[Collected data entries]
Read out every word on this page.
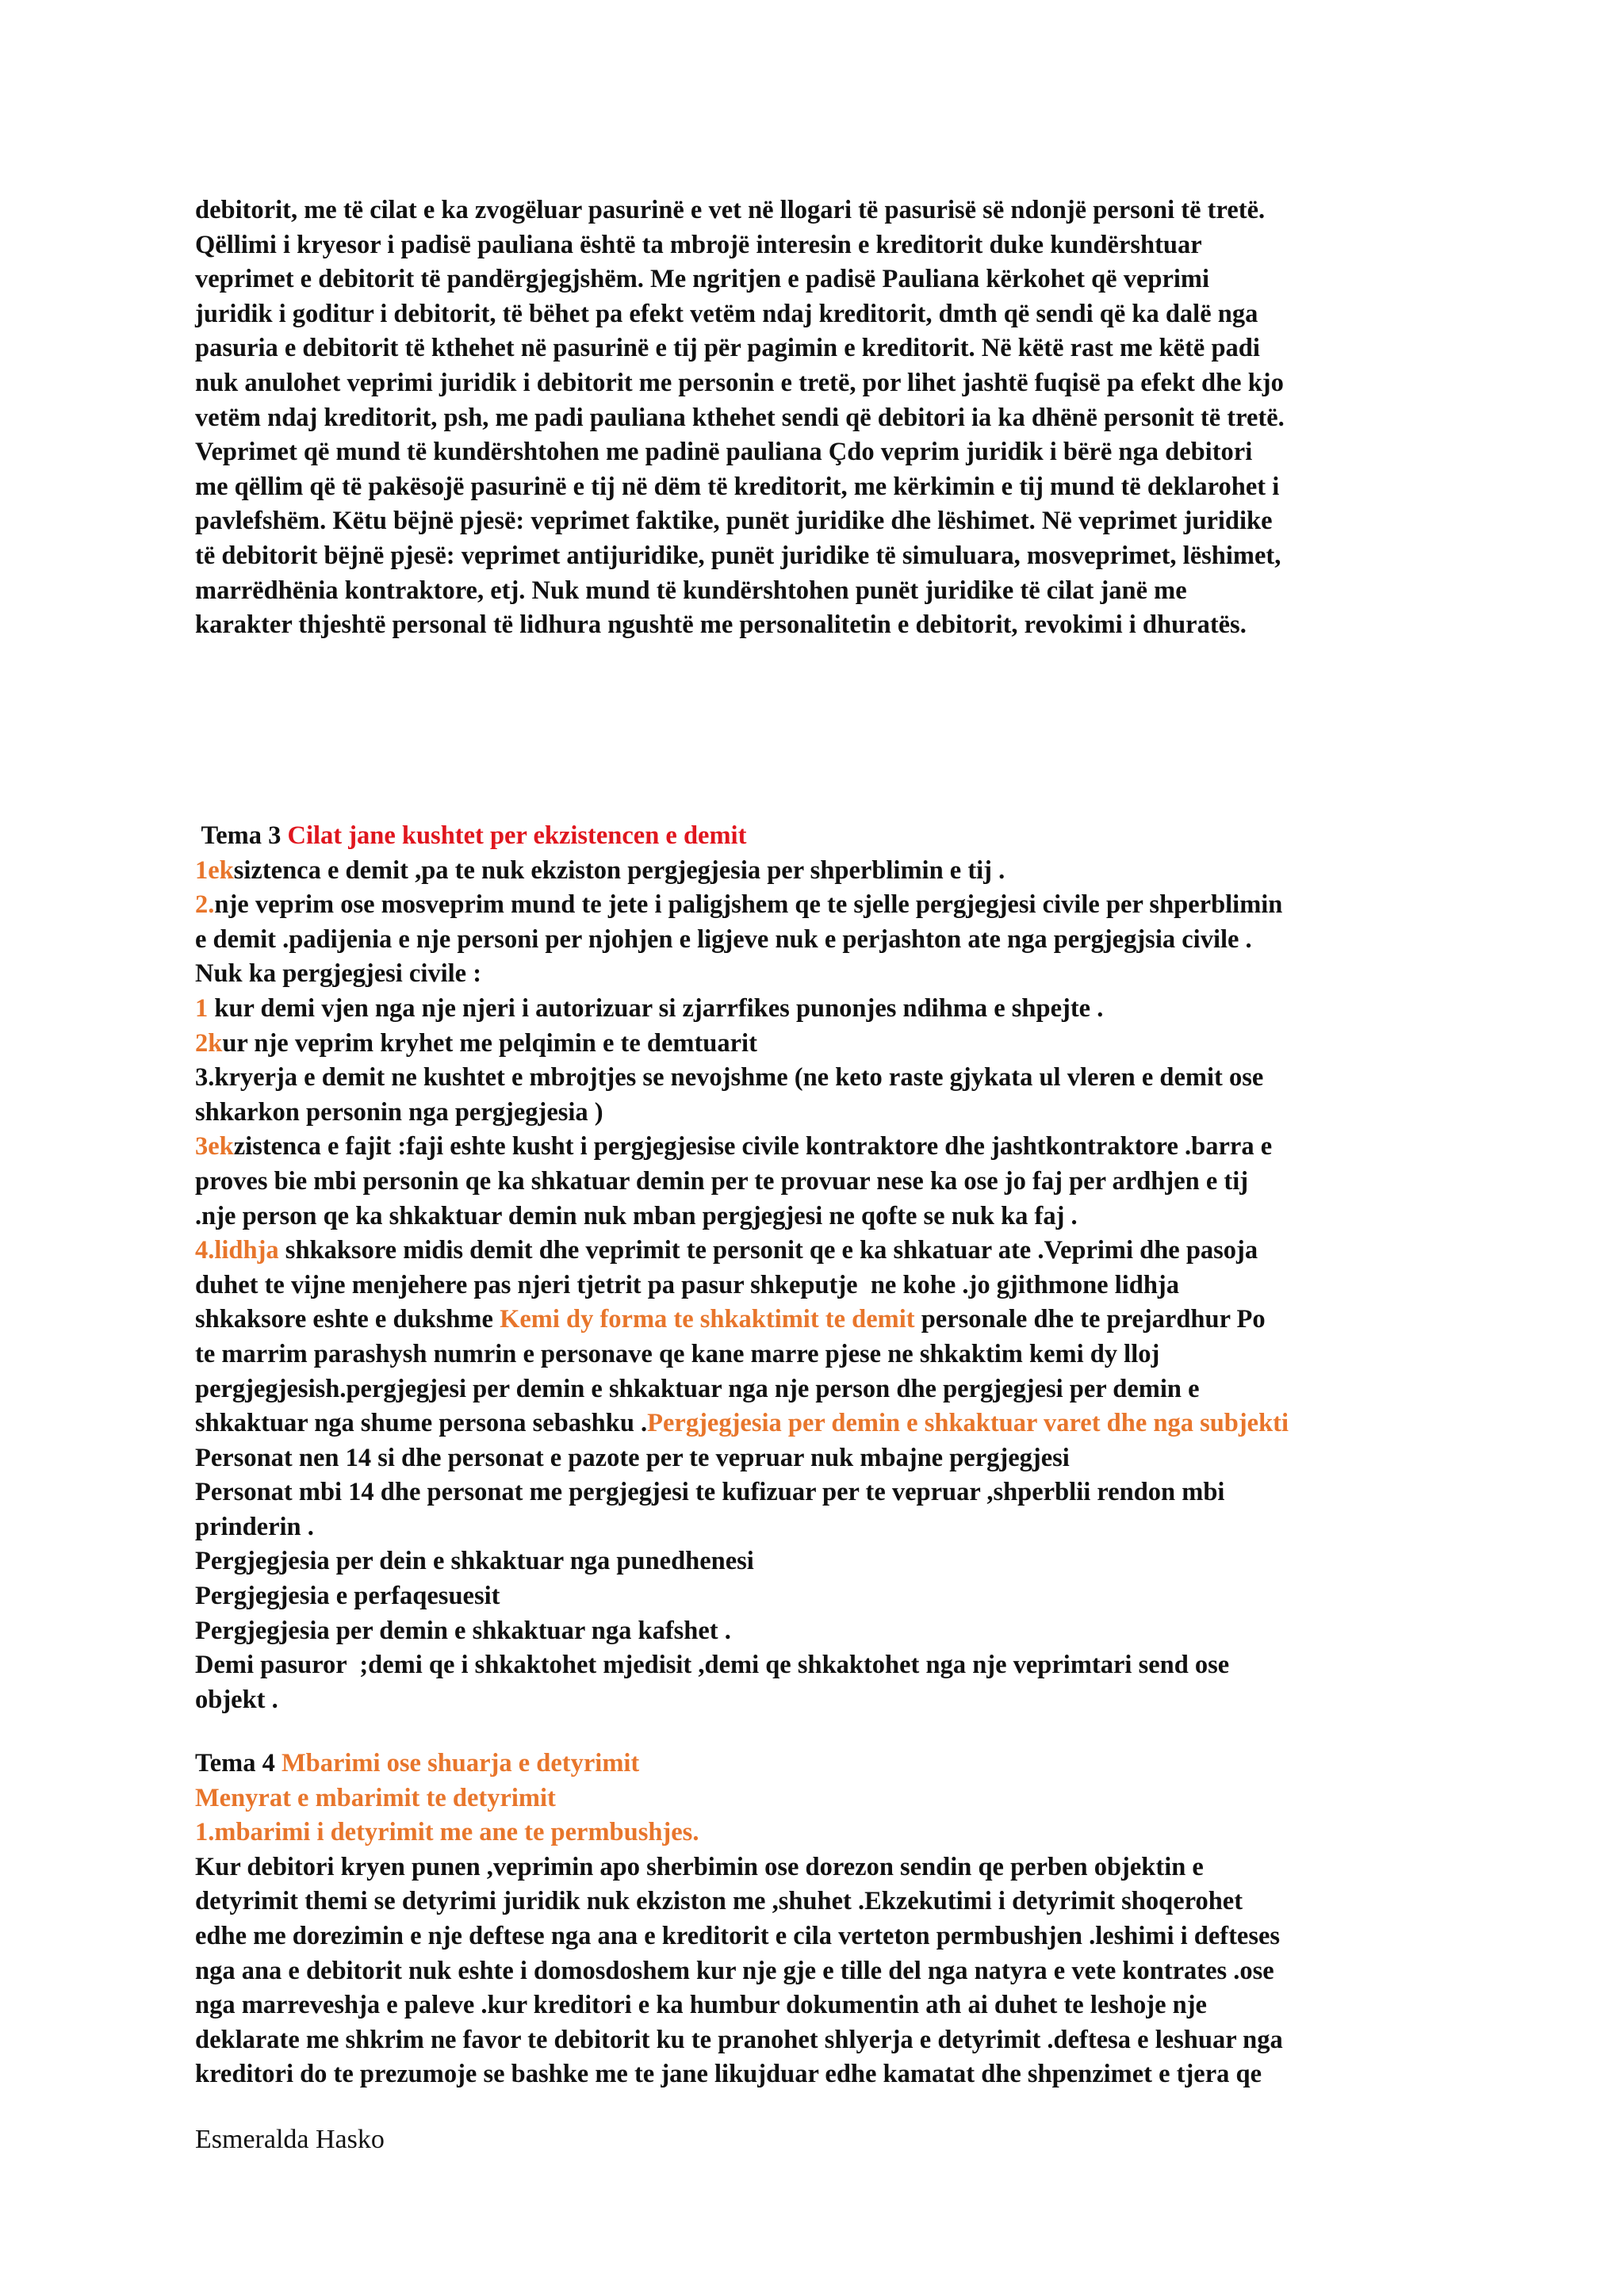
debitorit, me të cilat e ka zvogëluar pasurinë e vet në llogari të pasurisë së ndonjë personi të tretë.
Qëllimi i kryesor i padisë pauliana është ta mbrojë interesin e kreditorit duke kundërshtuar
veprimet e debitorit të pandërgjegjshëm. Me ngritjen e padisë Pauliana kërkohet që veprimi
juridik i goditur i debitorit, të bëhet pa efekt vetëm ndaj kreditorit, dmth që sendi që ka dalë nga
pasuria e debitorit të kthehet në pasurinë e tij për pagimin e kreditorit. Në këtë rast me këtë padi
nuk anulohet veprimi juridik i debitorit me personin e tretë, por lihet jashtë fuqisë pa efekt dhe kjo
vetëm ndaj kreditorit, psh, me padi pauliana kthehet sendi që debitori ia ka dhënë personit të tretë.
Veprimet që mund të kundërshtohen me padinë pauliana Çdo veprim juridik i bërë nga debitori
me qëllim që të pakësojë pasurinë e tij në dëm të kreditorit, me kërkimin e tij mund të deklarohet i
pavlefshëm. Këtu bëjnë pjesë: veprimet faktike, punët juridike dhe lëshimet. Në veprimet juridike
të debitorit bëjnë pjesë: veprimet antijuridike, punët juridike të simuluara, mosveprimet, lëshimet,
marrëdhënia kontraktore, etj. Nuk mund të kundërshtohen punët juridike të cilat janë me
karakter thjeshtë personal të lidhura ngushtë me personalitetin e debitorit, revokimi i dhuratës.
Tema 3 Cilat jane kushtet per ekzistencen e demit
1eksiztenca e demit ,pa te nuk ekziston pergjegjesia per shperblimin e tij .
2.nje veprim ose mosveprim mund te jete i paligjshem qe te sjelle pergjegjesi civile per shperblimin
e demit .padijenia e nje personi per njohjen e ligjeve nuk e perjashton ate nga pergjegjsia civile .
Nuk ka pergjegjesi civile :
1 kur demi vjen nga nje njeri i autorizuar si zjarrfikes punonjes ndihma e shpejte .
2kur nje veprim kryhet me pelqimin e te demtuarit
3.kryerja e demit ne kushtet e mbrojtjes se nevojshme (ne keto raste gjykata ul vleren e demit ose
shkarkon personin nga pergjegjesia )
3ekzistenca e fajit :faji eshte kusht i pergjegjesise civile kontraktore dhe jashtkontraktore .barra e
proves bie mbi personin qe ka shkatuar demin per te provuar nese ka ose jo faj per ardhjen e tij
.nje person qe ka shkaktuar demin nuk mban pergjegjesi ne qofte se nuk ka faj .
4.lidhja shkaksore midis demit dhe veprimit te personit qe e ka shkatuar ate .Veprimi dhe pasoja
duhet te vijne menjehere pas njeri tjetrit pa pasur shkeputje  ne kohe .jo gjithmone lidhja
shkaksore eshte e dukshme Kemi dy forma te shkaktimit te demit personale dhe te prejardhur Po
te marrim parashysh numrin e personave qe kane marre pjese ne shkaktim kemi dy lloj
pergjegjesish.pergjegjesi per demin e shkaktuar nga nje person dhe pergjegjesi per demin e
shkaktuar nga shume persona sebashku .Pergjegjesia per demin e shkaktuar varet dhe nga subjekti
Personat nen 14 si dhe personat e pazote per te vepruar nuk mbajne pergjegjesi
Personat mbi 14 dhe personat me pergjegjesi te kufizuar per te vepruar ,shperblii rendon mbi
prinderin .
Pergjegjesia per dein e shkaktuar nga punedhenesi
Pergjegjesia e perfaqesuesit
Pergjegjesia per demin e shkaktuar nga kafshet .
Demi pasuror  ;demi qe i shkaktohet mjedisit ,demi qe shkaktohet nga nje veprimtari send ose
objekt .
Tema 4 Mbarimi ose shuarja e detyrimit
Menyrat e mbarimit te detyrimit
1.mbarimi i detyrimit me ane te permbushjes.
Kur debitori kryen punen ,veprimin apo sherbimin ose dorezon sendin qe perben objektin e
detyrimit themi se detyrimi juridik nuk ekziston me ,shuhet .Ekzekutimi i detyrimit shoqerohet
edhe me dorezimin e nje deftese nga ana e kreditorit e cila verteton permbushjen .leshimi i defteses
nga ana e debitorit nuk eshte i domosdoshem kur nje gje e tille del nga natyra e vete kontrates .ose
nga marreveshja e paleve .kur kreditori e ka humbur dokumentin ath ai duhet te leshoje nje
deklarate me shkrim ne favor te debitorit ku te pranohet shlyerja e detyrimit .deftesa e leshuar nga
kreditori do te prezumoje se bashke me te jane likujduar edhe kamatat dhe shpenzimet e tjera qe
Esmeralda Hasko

---

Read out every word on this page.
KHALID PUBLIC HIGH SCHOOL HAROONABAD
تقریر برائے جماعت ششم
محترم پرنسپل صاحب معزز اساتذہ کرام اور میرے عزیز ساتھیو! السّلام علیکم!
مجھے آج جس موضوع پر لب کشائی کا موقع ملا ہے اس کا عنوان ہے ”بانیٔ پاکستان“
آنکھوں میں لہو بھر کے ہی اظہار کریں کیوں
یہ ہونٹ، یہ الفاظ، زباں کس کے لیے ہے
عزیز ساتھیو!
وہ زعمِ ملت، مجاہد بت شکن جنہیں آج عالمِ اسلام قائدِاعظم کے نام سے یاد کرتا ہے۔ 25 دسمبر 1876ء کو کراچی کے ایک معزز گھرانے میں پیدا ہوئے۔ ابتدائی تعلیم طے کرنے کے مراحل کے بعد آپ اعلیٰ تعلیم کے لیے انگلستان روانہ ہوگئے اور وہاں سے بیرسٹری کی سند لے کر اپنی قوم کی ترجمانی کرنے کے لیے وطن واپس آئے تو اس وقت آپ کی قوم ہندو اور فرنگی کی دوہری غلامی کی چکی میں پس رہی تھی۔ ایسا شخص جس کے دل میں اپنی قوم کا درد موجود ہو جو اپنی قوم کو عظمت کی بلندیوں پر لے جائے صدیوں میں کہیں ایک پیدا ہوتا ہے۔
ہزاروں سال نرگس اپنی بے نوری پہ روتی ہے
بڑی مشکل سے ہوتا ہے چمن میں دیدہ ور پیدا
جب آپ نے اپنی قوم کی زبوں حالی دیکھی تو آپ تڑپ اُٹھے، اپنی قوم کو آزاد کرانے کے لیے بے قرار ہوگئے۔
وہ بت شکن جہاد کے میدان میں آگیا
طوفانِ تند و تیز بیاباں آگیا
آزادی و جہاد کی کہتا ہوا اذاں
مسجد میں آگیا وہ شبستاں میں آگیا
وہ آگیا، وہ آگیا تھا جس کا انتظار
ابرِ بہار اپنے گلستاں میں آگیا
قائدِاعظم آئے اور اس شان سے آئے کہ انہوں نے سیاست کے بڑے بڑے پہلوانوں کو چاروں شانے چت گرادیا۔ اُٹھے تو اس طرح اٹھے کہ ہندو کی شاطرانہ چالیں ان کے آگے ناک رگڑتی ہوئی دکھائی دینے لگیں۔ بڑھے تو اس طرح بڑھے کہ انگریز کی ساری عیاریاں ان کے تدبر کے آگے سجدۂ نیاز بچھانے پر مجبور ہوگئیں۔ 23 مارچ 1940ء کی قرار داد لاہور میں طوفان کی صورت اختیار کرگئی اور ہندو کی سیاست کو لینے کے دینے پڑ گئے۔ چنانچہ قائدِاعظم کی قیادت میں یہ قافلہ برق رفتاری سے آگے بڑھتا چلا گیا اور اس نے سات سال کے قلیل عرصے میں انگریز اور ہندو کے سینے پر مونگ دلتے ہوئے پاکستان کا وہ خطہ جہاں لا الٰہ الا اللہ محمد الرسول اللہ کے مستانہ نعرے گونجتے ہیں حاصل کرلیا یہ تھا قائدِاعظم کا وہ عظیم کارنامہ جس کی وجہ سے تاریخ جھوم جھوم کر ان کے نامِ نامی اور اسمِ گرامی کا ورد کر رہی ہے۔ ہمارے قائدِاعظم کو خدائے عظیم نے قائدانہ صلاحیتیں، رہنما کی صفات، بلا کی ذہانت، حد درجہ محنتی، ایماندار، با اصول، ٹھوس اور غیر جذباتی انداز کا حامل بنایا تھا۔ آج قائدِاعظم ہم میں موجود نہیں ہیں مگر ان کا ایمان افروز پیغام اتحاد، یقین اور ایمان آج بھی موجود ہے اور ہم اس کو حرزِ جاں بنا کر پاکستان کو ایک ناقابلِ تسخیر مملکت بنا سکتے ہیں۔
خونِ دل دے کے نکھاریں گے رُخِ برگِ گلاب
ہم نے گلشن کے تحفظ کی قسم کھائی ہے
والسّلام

» WHAT THE TASK REQUIRES
In the entries above, identify every line with the string "duhet".

» ANSWER
duhet te vijne menjehere pas njeri tjetrit pa pasur shkeputje  ne kohe .jo gjithmone lidhja
nga marreveshja e paleve .kur kreditori e ka humbur dokumentin ath ai duhet te leshoje nje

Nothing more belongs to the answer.